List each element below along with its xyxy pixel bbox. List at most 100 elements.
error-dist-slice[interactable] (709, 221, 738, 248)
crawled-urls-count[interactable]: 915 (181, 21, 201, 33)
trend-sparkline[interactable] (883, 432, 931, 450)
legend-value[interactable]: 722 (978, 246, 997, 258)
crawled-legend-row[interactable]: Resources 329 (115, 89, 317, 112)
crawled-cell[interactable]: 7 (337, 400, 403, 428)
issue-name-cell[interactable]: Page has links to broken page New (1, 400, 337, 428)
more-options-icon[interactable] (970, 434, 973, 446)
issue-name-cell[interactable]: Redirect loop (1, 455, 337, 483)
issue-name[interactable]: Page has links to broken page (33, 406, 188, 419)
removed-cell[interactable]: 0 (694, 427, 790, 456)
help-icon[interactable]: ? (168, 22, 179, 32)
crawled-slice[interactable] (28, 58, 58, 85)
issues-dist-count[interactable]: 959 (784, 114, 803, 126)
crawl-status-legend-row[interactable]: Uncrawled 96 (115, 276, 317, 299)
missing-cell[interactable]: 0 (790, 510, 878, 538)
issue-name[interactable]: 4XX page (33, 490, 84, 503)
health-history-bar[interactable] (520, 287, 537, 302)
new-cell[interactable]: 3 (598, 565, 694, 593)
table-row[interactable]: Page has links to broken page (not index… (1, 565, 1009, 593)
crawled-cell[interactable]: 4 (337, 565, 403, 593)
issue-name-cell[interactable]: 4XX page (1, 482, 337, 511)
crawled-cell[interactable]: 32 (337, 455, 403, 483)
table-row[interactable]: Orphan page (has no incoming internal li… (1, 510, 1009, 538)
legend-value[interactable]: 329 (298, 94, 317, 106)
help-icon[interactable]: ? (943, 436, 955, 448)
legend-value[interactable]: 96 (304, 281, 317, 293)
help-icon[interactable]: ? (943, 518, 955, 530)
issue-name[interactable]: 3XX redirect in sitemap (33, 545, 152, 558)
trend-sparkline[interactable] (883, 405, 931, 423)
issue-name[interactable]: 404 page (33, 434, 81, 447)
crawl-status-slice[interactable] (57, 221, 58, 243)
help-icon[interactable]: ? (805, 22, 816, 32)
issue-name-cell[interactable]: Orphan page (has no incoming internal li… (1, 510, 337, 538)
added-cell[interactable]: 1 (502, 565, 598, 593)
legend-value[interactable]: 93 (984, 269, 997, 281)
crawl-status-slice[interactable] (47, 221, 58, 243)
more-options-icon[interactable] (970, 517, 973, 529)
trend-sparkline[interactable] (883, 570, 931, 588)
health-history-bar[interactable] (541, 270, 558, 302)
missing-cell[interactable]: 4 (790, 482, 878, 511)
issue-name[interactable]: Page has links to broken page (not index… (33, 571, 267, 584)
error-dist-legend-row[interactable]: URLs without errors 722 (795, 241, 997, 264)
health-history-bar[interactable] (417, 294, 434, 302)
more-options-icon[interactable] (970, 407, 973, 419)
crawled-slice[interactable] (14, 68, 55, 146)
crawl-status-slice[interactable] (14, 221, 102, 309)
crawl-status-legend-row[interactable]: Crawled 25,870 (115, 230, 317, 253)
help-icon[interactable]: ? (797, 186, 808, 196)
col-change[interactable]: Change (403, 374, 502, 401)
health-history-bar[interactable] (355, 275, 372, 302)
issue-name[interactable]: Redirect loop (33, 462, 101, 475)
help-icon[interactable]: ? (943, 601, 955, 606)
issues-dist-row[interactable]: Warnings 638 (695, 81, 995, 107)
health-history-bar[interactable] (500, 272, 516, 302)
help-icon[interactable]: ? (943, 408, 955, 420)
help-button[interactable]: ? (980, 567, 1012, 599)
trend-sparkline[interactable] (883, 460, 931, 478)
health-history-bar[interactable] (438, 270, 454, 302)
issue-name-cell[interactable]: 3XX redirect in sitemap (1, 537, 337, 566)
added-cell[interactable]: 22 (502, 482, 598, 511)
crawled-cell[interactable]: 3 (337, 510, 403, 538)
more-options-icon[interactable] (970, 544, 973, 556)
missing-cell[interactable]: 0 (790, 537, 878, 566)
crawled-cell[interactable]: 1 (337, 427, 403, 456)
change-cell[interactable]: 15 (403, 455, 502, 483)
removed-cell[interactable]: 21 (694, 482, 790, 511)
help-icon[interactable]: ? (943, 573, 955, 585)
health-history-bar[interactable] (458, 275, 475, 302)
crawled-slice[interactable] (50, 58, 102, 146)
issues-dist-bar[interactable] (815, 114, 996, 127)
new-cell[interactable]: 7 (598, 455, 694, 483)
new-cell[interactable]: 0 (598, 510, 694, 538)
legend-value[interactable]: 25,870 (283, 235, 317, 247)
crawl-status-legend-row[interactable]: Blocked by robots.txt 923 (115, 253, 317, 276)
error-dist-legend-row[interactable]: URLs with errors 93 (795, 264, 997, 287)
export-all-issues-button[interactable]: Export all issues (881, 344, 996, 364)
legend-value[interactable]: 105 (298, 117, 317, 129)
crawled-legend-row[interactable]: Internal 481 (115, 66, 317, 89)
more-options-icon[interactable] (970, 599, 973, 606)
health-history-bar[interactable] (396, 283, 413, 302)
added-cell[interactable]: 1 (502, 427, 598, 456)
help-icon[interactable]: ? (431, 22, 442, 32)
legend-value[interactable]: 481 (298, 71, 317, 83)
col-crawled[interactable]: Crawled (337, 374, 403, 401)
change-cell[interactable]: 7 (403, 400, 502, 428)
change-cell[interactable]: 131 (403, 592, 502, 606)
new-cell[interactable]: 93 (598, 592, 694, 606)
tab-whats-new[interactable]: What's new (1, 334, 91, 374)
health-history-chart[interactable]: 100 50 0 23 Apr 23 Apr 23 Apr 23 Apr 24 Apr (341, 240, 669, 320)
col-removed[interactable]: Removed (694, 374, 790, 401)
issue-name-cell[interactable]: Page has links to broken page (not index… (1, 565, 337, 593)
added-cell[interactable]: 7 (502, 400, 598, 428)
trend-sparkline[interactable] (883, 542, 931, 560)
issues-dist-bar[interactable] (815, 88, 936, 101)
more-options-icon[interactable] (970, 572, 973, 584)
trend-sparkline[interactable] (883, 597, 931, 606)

------

• **DIRECTIONS FOR THIS TASK**
Lay out the lines above as a JSON list of strings, with one string for each line and any blank lines omitted.

• **RESULT OF THE EXERCISE**
[
  "List each element below along with its xyxy pixel bbox. List at most 100 elements.",
  "error-dist-slice[interactable] (709, 221, 738, 248)",
  "crawled-urls-count[interactable]: 915 (181, 21, 201, 33)",
  "trend-sparkline[interactable] (883, 432, 931, 450)",
  "legend-value[interactable]: 722 (978, 246, 997, 258)",
  "crawled-legend-row[interactable]: Resources 329 (115, 89, 317, 112)",
  "crawled-cell[interactable]: 7 (337, 400, 403, 428)",
  "issue-name-cell[interactable]: Page has links to broken page New (1, 400, 337, 428)",
  "more-options-icon[interactable] (970, 434, 973, 446)",
  "issue-name-cell[interactable]: Redirect loop (1, 455, 337, 483)",
  "issue-name[interactable]: Page has links to broken page (33, 406, 188, 419)",
  "removed-cell[interactable]: 0 (694, 427, 790, 456)",
  "help-icon[interactable]: ? (168, 22, 179, 32)",
  "crawled-slice[interactable] (28, 58, 58, 85)",
  "issues-dist-count[interactable]: 959 (784, 114, 803, 126)",
  "crawl-status-legend-row[interactable]: Uncrawled 96 (115, 276, 317, 299)",
  "missing-cell[interactable]: 0 (790, 510, 878, 538)",
  "issue-name[interactable]: 4XX page (33, 490, 84, 503)",
  "health-history-bar[interactable] (520, 287, 537, 302)",
  "new-cell[interactable]: 3 (598, 565, 694, 593)",
  "table-row[interactable]: Page has links to broken page (not index… (1, 565, 1009, 593)",
  "crawled-cell[interactable]: 4 (337, 565, 403, 593)",
  "issue-name-cell[interactable]: 4XX page (1, 482, 337, 511)",
  "crawled-cell[interactable]: 32 (337, 455, 403, 483)",
  "table-row[interactable]: Orphan page (has no incoming internal li… (1, 510, 1009, 538)",
  "legend-value[interactable]: 329 (298, 94, 317, 106)",
  "help-icon[interactable]: ? (943, 436, 955, 448)",
  "legend-value[interactable]: 96 (304, 281, 317, 293)",
  "help-icon[interactable]: ? (943, 518, 955, 530)",
  "issue-name[interactable]: 3XX redirect in sitemap (33, 545, 152, 558)",
  "trend-sparkline[interactable] (883, 405, 931, 423)",
  "issue-name[interactable]: 404 page (33, 434, 81, 447)",
  "crawl-status-slice[interactable] (57, 221, 58, 243)",
  "help-icon[interactable]: ? (805, 22, 816, 32)",
  "issue-name-cell[interactable]: Orphan page (has no incoming internal li… (1, 510, 337, 538)",
  "added-cell[interactable]: 1 (502, 565, 598, 593)",
  "legend-value[interactable]: 93 (984, 269, 997, 281)",
  "crawl-status-slice[interactable] (47, 221, 58, 243)",
  "more-options-icon[interactable] (970, 517, 973, 529)",
  "trend-sparkline[interactable] (883, 570, 931, 588)",
  "health-history-bar[interactable] (541, 270, 558, 302)",
  "missing-cell[interactable]: 4 (790, 482, 878, 511)",
  "issue-name[interactable]: Page has links to broken page (not index… (33, 571, 267, 584)",
  "error-dist-legend-row[interactable]: URLs without errors 722 (795, 241, 997, 264)",
  "health-history-bar[interactable] (417, 294, 434, 302)",
  "more-options-icon[interactable] (970, 407, 973, 419)",
  "crawled-slice[interactable] (14, 68, 55, 146)",
  "crawl-status-slice[interactable] (14, 221, 102, 309)",
  "crawl-status-legend-row[interactable]: Crawled 25,870 (115, 230, 317, 253)",
  "help-icon[interactable]: ? (797, 186, 808, 196)",
  "col-change[interactable]: Change (403, 374, 502, 401)",
  "health-history-bar[interactable] (355, 275, 372, 302)",
  "issue-name[interactable]: Redirect loop (33, 462, 101, 475)",
  "help-icon[interactable]: ? (943, 601, 955, 606)",
  "issues-dist-row[interactable]: Warnings 638 (695, 81, 995, 107)",
  "health-history-bar[interactable] (500, 272, 516, 302)",
  "help-icon[interactable]: ? (943, 408, 955, 420)",
  "help-button[interactable]: ? (980, 567, 1012, 599)",
  "trend-sparkline[interactable] (883, 460, 931, 478)",
  "health-history-bar[interactable] (438, 270, 454, 302)",
  "issue-name-cell[interactable]: 3XX redirect in sitemap (1, 537, 337, 566)",
  "added-cell[interactable]: 22 (502, 482, 598, 511)",
  "crawled-cell[interactable]: 3 (337, 510, 403, 538)",
  "more-options-icon[interactable] (970, 544, 973, 556)",
  "missing-cell[interactable]: 0 (790, 537, 878, 566)",
  "crawled-cell[interactable]: 1 (337, 427, 403, 456)",
  "change-cell[interactable]: 15 (403, 455, 502, 483)",
  "removed-cell[interactable]: 21 (694, 482, 790, 511)",
  "help-icon[interactable]: ? (943, 573, 955, 585)",
  "health-history-bar[interactable] (458, 275, 475, 302)",
  "crawled-slice[interactable] (50, 58, 102, 146)",
  "issues-dist-bar[interactable] (815, 114, 996, 127)",
  "new-cell[interactable]: 7 (598, 455, 694, 483)",
  "new-cell[interactable]: 0 (598, 510, 694, 538)",
  "legend-value[interactable]: 25,870 (283, 235, 317, 247)",
  "crawl-status-legend-row[interactable]: Blocked by robots.txt 923 (115, 253, 317, 276)",
  "error-dist-legend-row[interactable]: URLs with errors 93 (795, 264, 997, 287)",
  "export-all-issues-button[interactable]: Export all issues (881, 344, 996, 364)",
  "legend-value[interactable]: 105 (298, 117, 317, 129)",
  "crawled-legend-row[interactable]: Internal 481 (115, 66, 317, 89)",
  "more-options-icon[interactable] (970, 599, 973, 606)",
  "health-history-bar[interactable] (396, 283, 413, 302)",
  "added-cell[interactable]: 1 (502, 427, 598, 456)",
  "help-icon[interactable]: ? (431, 22, 442, 32)",
  "legend-value[interactable]: 481 (298, 71, 317, 83)",
  "col-crawled[interactable]: Crawled (337, 374, 403, 401)",
  "change-cell[interactable]: 7 (403, 400, 502, 428)",
  "change-cell[interactable]: 131 (403, 592, 502, 606)",
  "new-cell[interactable]: 93 (598, 592, 694, 606)",
  "tab-whats-new[interactable]: What's new (1, 334, 91, 374)",
  "health-history-chart[interactable]: 100 50 0 23 Apr 23 Apr 23 Apr 23 Apr 24 Apr (341, 240, 669, 320)",
  "col-removed[interactable]: Removed (694, 374, 790, 401)",
  "issue-name-cell[interactable]: Page has links to broken page (not index… (1, 565, 337, 593)",
  "added-cell[interactable]: 7 (502, 400, 598, 428)",
  "trend-sparkline[interactable] (883, 542, 931, 560)",
  "issues-dist-bar[interactable] (815, 88, 936, 101)",
  "more-options-icon[interactable] (970, 572, 973, 584)",
  "trend-sparkline[interactable] (883, 597, 931, 606)"
]